Exercise prompt: In this exercise, reproduce all the entries that follow exactly.

Available data:
——
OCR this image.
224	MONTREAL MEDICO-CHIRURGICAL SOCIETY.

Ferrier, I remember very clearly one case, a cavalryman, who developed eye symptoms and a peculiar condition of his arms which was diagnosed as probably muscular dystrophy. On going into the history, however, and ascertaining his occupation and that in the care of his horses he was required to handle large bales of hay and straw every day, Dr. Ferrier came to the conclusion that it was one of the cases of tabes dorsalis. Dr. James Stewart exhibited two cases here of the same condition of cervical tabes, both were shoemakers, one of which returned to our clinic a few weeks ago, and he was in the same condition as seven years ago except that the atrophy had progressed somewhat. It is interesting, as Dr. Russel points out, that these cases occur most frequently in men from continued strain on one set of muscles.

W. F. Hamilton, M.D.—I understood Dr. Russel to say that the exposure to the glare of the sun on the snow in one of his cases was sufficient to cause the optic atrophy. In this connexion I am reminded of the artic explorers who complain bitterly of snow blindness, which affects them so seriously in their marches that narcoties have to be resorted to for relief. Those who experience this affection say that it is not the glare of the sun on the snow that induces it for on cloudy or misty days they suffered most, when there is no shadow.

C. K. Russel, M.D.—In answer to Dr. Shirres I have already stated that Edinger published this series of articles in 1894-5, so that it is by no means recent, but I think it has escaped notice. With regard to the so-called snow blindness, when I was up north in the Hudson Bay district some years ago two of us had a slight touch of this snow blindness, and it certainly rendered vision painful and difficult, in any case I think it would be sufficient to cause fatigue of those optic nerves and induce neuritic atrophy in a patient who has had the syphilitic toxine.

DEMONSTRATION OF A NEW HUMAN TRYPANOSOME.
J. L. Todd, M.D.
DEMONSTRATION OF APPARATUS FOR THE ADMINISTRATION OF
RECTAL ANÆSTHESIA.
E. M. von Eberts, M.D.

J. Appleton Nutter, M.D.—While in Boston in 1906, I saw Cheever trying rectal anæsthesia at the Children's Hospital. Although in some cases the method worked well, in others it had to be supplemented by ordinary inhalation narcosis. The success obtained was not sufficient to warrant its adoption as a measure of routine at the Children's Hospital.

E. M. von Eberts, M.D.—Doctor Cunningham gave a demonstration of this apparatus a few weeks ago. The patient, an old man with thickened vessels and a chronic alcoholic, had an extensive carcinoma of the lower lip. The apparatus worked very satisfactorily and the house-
——
Task output:
OCR this image.
224	MONTREAL MEDICO-CHIRURGICAL SOCIETY.

Ferrier, I remember very clearly one case, a cavalryman, who developed eye symptoms and a peculiar condition of his arms which was diagnosed as probably muscular dystrophy. On going into the history, however, and ascertaining his occupation and that in the care of his horses he was required to handle large bales of hay and straw every day, Dr. Ferrier came to the conclusion that it was one of the cases of tabes dorsalis. Dr. James Stewart exhibited two cases here of the same condition of cervical tabes, both were shoemakers, one of which returned to our clinic a few weeks ago, and he was in the same condition as seven years ago except that the atrophy had progressed somewhat. It is interesting, as Dr. Russel points out, that these cases occur most frequently in men from continued strain on one set of muscles.

W. F. Hamilton, M.D.—I understood Dr. Russel to say that the exposure to the glare of the sun on the snow in one of his cases was sufficient to cause the optic atrophy. In this connexion I am reminded of the artic explorers who complain bitterly of snow blindness, which affects them so seriously in their marches that narcoties have to be resorted to for relief. Those who experience this affection say that it is not the glare of the sun on the snow that induces it for on cloudy or misty days they suffered most, when there is no shadow.

C. K. Russel, M.D.—In answer to Dr. Shirres I have already stated that Edinger published this series of articles in 1894-5, so that it is by no means recent, but I think it has escaped notice. With regard to the so-called snow blindness, when I was up north in the Hudson Bay district some years ago two of us had a slight touch of this snow blindness, and it certainly rendered vision painful and difficult, in any case I think it would be sufficient to cause fatigue of those optic nerves and induce neuritic atrophy in a patient who has had the syphilitic toxine.

DEMONSTRATION OF A NEW HUMAN TRYPANOSOME.
J. L. Todd, M.D.
DEMONSTRATION OF APPARATUS FOR THE ADMINISTRATION OF
RECTAL ANÆSTHESIA.
E. M. von Eberts, M.D.

J. Appleton Nutter, M.D.—While in Boston in 1906, I saw Cheever trying rectal anæsthesia at the Children's Hospital. Although in some cases the method worked well, in others it had to be supplemented by ordinary inhalation narcosis. The success obtained was not sufficient to warrant its adoption as a measure of routine at the Children's Hospital.

E. M. von Eberts, M.D.—Doctor Cunningham gave a demonstration of this apparatus a few weeks ago. The patient, an old man with thickened vessels and a chronic alcoholic, had an extensive carcinoma of the lower lip. The apparatus worked very satisfactorily and the house-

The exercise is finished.